WHAT TO PRODUCE: Leaving out the pictures, retype all the material exactly.

PROVIDED MATERIAL:
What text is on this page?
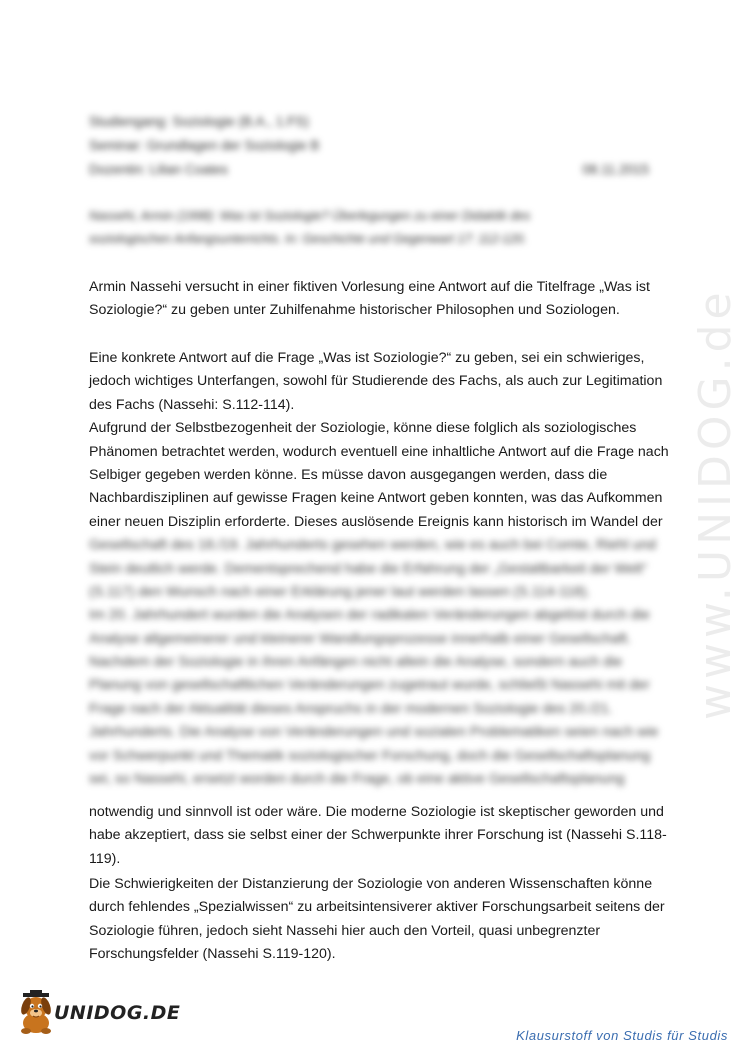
www.UNIDOG.de
Studiengang: Soziologie (B.A., 1.FS)
Seminar: Grundlagen der Soziologie B
Dozentin: Lilian Coates	08.11.2015
Nassehi, Armin (1998): Was ist Soziologie? Überlegungen zu einer Didaktik des
soziologischen Anfangsunterrichts. In: Geschichte und Gegenwart 17: 112-120.
Armin Nassehi versucht in einer fiktiven Vorlesung eine Antwort auf die Titelfrage „Was ist
Soziologie?“ zu geben unter Zuhilfenahme historischer Philosophen und Soziologen.
Eine konkrete Antwort auf die Frage „Was ist Soziologie?“ zu geben, sei ein schwieriges,
jedoch wichtiges Unterfangen, sowohl für Studierende des Fachs, als auch zur Legitimation
des Fachs (Nassehi: S.112-114).
Aufgrund der Selbstbezogenheit der Soziologie, könne diese folglich als soziologisches
Phänomen betrachtet werden, wodurch eventuell eine inhaltliche Antwort auf die Frage nach
Selbiger gegeben werden könne. Es müsse davon ausgegangen werden, dass die
Nachbardisziplinen auf gewisse Fragen keine Antwort geben konnten, was das Aufkommen
einer neuen Disziplin erforderte. Dieses auslösende Ereignis kann historisch im Wandel der
Gesellschaft des 18./19. Jahrhunderts gesehen werden, wie es auch bei Comte, Riehl und
Stein deutlich werde. Dementsprechend habe die Erfahrung der „Gestaltbarkeit der Welt“
(S.117) den Wunsch nach einer Erklärung jener laut werden lassen (S.114-118).
Im 20. Jahrhundert wurden die Analysen der radikalen Veränderungen abgelöst durch die
Analyse allgemeinerer und kleinerer Wandlungsprozesse innerhalb einer Gesellschaft.
Nachdem der Soziologie in ihren Anfängen nicht allein die Analyse, sondern auch die
Planung von gesellschaftlichen Veränderungen zugetraut wurde, schließt Nassehi mit der
Frage nach der Aktualität dieses Anspruchs in der modernen Soziologie des 20./21.
Jahrhunderts. Die Analyse von Veränderungen und sozialen Problematiken seien nach wie
vor Schwerpunkt und Thematik soziologischer Forschung, doch die Gesellschaftsplanung
sei, so Nassehi, ersetzt worden durch die Frage, ob eine aktive Gesellschaftsplanung
notwendig und sinnvoll ist oder wäre. Die moderne Soziologie ist skeptischer geworden und
habe akzeptiert, dass sie selbst einer der Schwerpunkte ihrer Forschung ist (Nassehi S.118-
119).
Die Schwierigkeiten der Distanzierung der Soziologie von anderen Wissenschaften könne
durch fehlendes „Spezialwissen“ zu arbeitsintensiverer aktiver Forschungsarbeit seitens der
Soziologie führen, jedoch sieht Nassehi hier auch den Vorteil, quasi unbegrenzter
Forschungsfelder (Nassehi S.119-120).
UNIDOG.DE
Klausurstoff von Studis für Studis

COMPLETED TASK:
What text is on this page?
www.UNIDOG.de
Studiengang: Soziologie (B.A., 1.FS)
Seminar: Grundlagen der Soziologie B
Dozentin: Lilian Coates	08.11.2015
Nassehi, Armin (1998): Was ist Soziologie? Überlegungen zu einer Didaktik des
soziologischen Anfangsunterrichts. In: Geschichte und Gegenwart 17: 112-120.
Armin Nassehi versucht in einer fiktiven Vorlesung eine Antwort auf die Titelfrage „Was ist
Soziologie?“ zu geben unter Zuhilfenahme historischer Philosophen und Soziologen.
Eine konkrete Antwort auf die Frage „Was ist Soziologie?“ zu geben, sei ein schwieriges,
jedoch wichtiges Unterfangen, sowohl für Studierende des Fachs, als auch zur Legitimation
des Fachs (Nassehi: S.112-114).
Aufgrund der Selbstbezogenheit der Soziologie, könne diese folglich als soziologisches
Phänomen betrachtet werden, wodurch eventuell eine inhaltliche Antwort auf die Frage nach
Selbiger gegeben werden könne. Es müsse davon ausgegangen werden, dass die
Nachbardisziplinen auf gewisse Fragen keine Antwort geben konnten, was das Aufkommen
einer neuen Disziplin erforderte. Dieses auslösende Ereignis kann historisch im Wandel der
Gesellschaft des 18./19. Jahrhunderts gesehen werden, wie es auch bei Comte, Riehl und
Stein deutlich werde. Dementsprechend habe die Erfahrung der „Gestaltbarkeit der Welt“
(S.117) den Wunsch nach einer Erklärung jener laut werden lassen (S.114-118).
Im 20. Jahrhundert wurden die Analysen der radikalen Veränderungen abgelöst durch die
Analyse allgemeinerer und kleinerer Wandlungsprozesse innerhalb einer Gesellschaft.
Nachdem der Soziologie in ihren Anfängen nicht allein die Analyse, sondern auch die
Planung von gesellschaftlichen Veränderungen zugetraut wurde, schließt Nassehi mit der
Frage nach der Aktualität dieses Anspruchs in der modernen Soziologie des 20./21.
Jahrhunderts. Die Analyse von Veränderungen und sozialen Problematiken seien nach wie
vor Schwerpunkt und Thematik soziologischer Forschung, doch die Gesellschaftsplanung
sei, so Nassehi, ersetzt worden durch die Frage, ob eine aktive Gesellschaftsplanung
notwendig und sinnvoll ist oder wäre. Die moderne Soziologie ist skeptischer geworden und
habe akzeptiert, dass sie selbst einer der Schwerpunkte ihrer Forschung ist (Nassehi S.118-
119).
Die Schwierigkeiten der Distanzierung der Soziologie von anderen Wissenschaften könne
durch fehlendes „Spezialwissen“ zu arbeitsintensiverer aktiver Forschungsarbeit seitens der
Soziologie führen, jedoch sieht Nassehi hier auch den Vorteil, quasi unbegrenzter
Forschungsfelder (Nassehi S.119-120).
UNIDOG.DE
Klausurstoff von Studis für Studis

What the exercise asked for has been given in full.